Set task
Copy all the entries word for word, but omit the pictures.

## Begin Records shown

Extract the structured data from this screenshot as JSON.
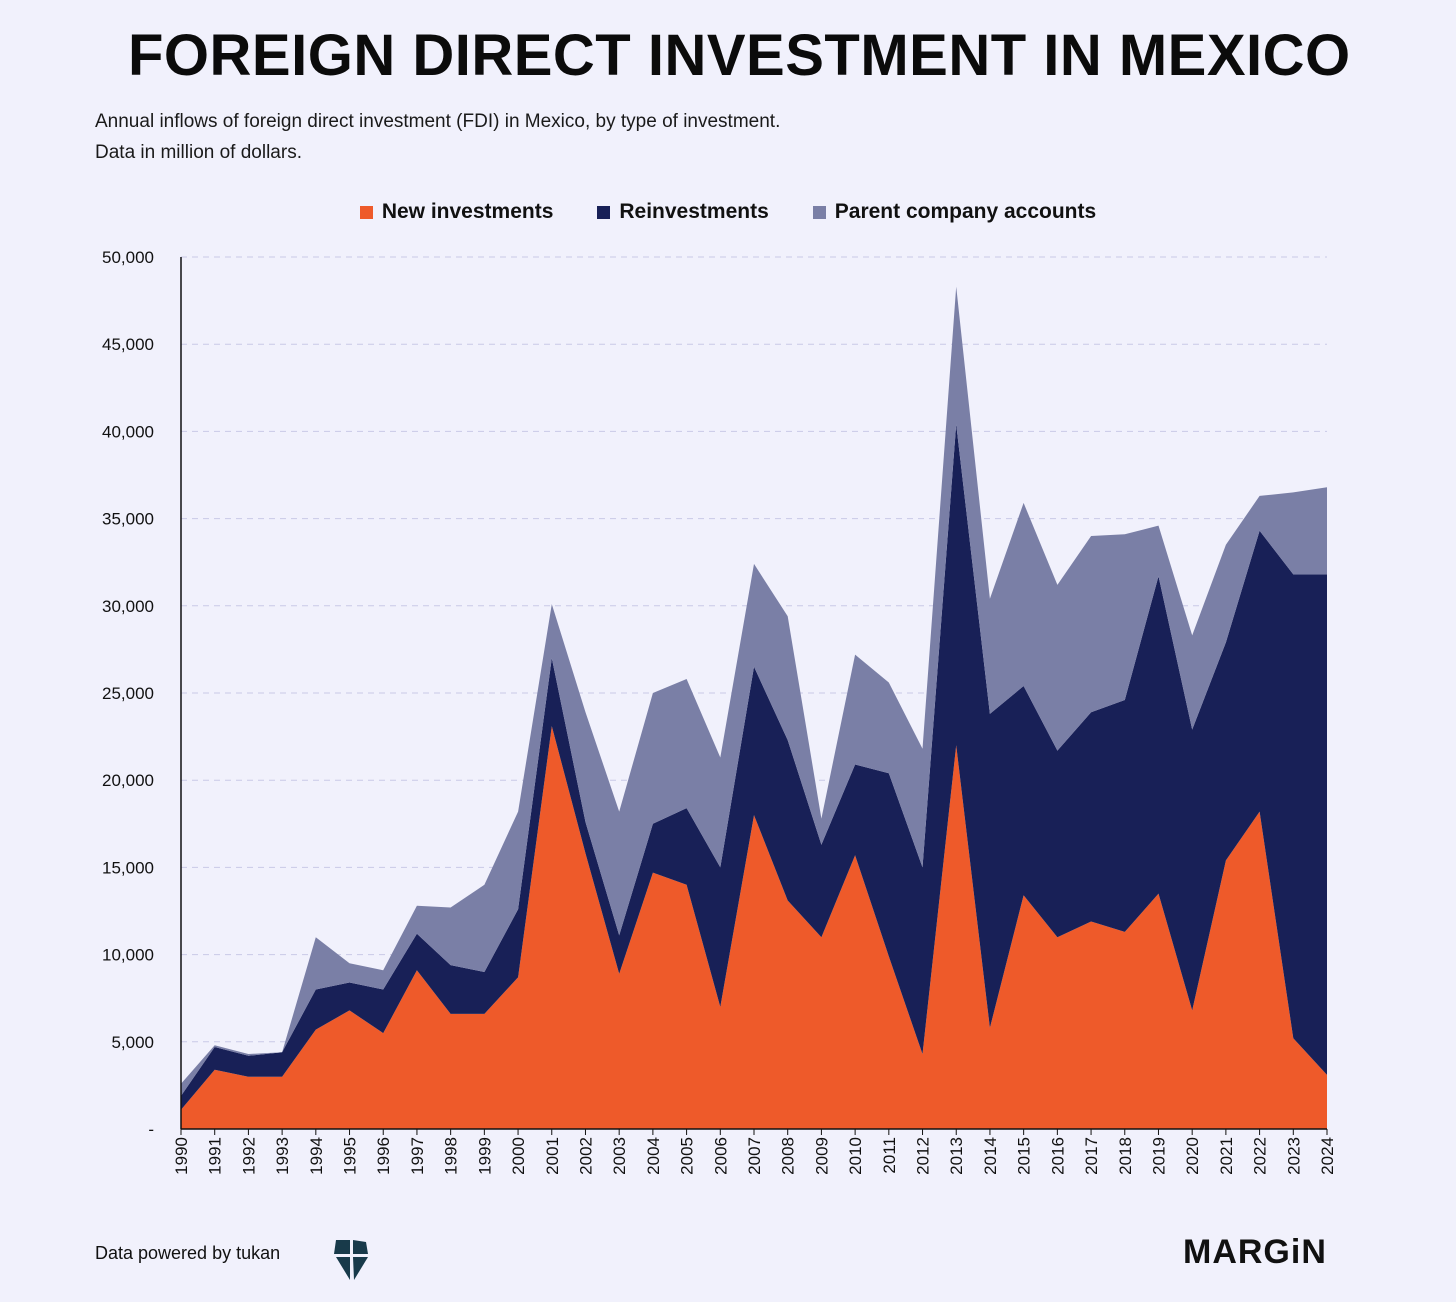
{
  "title": "FOREIGN DIRECT INVESTMENT IN MEXICO",
  "subtitle_line1": "Annual inflows of foreign direct investment (FDI) in Mexico, by type of investment.",
  "subtitle_line2": "Data in million of dollars.",
  "footer": {
    "source": "Data powered by tukan",
    "brand": "MARGiN"
  },
  "colors": {
    "new_investments": "#ee5a2a",
    "reinvestments": "#182057",
    "parent_company_accounts": "#7a7fa6",
    "gridline": "#c9c9e6",
    "background": "#f1f1fc"
  },
  "chart_data": {
    "type": "area",
    "stacked": true,
    "title": "FOREIGN DIRECT INVESTMENT IN MEXICO",
    "ylabel": "Million of dollars",
    "ylim": [
      0,
      50000
    ],
    "yticks": [
      0,
      5000,
      10000,
      15000,
      20000,
      25000,
      30000,
      35000,
      40000,
      45000,
      50000
    ],
    "ytick_labels": [
      "-",
      "5,000",
      "10,000",
      "15,000",
      "20,000",
      "25,000",
      "30,000",
      "35,000",
      "40,000",
      "45,000",
      "50,000"
    ],
    "grid": true,
    "legend_position": "top-center",
    "categories": [
      "1990",
      "1991",
      "1992",
      "1993",
      "1994",
      "1995",
      "1996",
      "1997",
      "1998",
      "1999",
      "2000",
      "2001",
      "2002",
      "2003",
      "2004",
      "2005",
      "2006",
      "2007",
      "2008",
      "2009",
      "2010",
      "2011",
      "2012",
      "2013",
      "2014",
      "2015",
      "2016",
      "2017",
      "2018",
      "2019",
      "2020",
      "2021",
      "2022",
      "2023",
      "2024"
    ],
    "series": [
      {
        "name": "New investments",
        "color": "#ee5a2a",
        "values": [
          1100,
          3400,
          3000,
          3000,
          5700,
          6800,
          5500,
          9100,
          6600,
          6600,
          8700,
          23100,
          15800,
          8900,
          14700,
          14000,
          7000,
          18000,
          13100,
          11000,
          15700,
          9900,
          4300,
          22000,
          5800,
          13400,
          11000,
          11900,
          11300,
          13500,
          6800,
          15400,
          18200,
          5200,
          3100
        ]
      },
      {
        "name": "Reinvestments",
        "color": "#182057",
        "values": [
          800,
          1300,
          1200,
          1400,
          2300,
          1600,
          2500,
          2100,
          2800,
          2400,
          3900,
          3900,
          1800,
          2200,
          2800,
          4400,
          8000,
          8500,
          9200,
          5300,
          5200,
          10500,
          10700,
          18400,
          18000,
          12000,
          10700,
          12000,
          13300,
          18200,
          16100,
          12500,
          16100,
          26600,
          28700
        ]
      },
      {
        "name": "Parent company accounts",
        "color": "#7a7fa6",
        "values": [
          700,
          100,
          100,
          0,
          3000,
          1100,
          1100,
          1600,
          3300,
          5000,
          5600,
          3100,
          6300,
          7100,
          7500,
          7400,
          6300,
          5900,
          7100,
          1500,
          6300,
          5200,
          6800,
          7900,
          6600,
          10500,
          9500,
          10100,
          9500,
          2900,
          5400,
          5600,
          2000,
          4700,
          5000
        ]
      }
    ]
  }
}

## End Records shown

Exercise answer
Extract the structured data from this screenshot as JSON.
{
  "title": "FOREIGN DIRECT INVESTMENT IN MEXICO",
  "subtitle_line1": "Annual inflows of foreign direct investment (FDI) in Mexico, by type of investment.",
  "subtitle_line2": "Data in million of dollars.",
  "footer": {
    "source": "Data powered by tukan",
    "brand": "MARGiN"
  },
  "colors": {
    "new_investments": "#ee5a2a",
    "reinvestments": "#182057",
    "parent_company_accounts": "#7a7fa6",
    "gridline": "#c9c9e6",
    "background": "#f1f1fc"
  },
  "chart_data": {
    "type": "area",
    "stacked": true,
    "title": "FOREIGN DIRECT INVESTMENT IN MEXICO",
    "ylabel": "Million of dollars",
    "ylim": [
      0,
      50000
    ],
    "yticks": [
      0,
      5000,
      10000,
      15000,
      20000,
      25000,
      30000,
      35000,
      40000,
      45000,
      50000
    ],
    "ytick_labels": [
      "-",
      "5,000",
      "10,000",
      "15,000",
      "20,000",
      "25,000",
      "30,000",
      "35,000",
      "40,000",
      "45,000",
      "50,000"
    ],
    "grid": true,
    "legend_position": "top-center",
    "categories": [
      "1990",
      "1991",
      "1992",
      "1993",
      "1994",
      "1995",
      "1996",
      "1997",
      "1998",
      "1999",
      "2000",
      "2001",
      "2002",
      "2003",
      "2004",
      "2005",
      "2006",
      "2007",
      "2008",
      "2009",
      "2010",
      "2011",
      "2012",
      "2013",
      "2014",
      "2015",
      "2016",
      "2017",
      "2018",
      "2019",
      "2020",
      "2021",
      "2022",
      "2023",
      "2024"
    ],
    "series": [
      {
        "name": "New investments",
        "color": "#ee5a2a",
        "values": [
          1100,
          3400,
          3000,
          3000,
          5700,
          6800,
          5500,
          9100,
          6600,
          6600,
          8700,
          23100,
          15800,
          8900,
          14700,
          14000,
          7000,
          18000,
          13100,
          11000,
          15700,
          9900,
          4300,
          22000,
          5800,
          13400,
          11000,
          11900,
          11300,
          13500,
          6800,
          15400,
          18200,
          5200,
          3100
        ]
      },
      {
        "name": "Reinvestments",
        "color": "#182057",
        "values": [
          800,
          1300,
          1200,
          1400,
          2300,
          1600,
          2500,
          2100,
          2800,
          2400,
          3900,
          3900,
          1800,
          2200,
          2800,
          4400,
          8000,
          8500,
          9200,
          5300,
          5200,
          10500,
          10700,
          18400,
          18000,
          12000,
          10700,
          12000,
          13300,
          18200,
          16100,
          12500,
          16100,
          26600,
          28700
        ]
      },
      {
        "name": "Parent company accounts",
        "color": "#7a7fa6",
        "values": [
          700,
          100,
          100,
          0,
          3000,
          1100,
          1100,
          1600,
          3300,
          5000,
          5600,
          3100,
          6300,
          7100,
          7500,
          7400,
          6300,
          5900,
          7100,
          1500,
          6300,
          5200,
          6800,
          7900,
          6600,
          10500,
          9500,
          10100,
          9500,
          2900,
          5400,
          5600,
          2000,
          4700,
          5000
        ]
      }
    ]
  }
}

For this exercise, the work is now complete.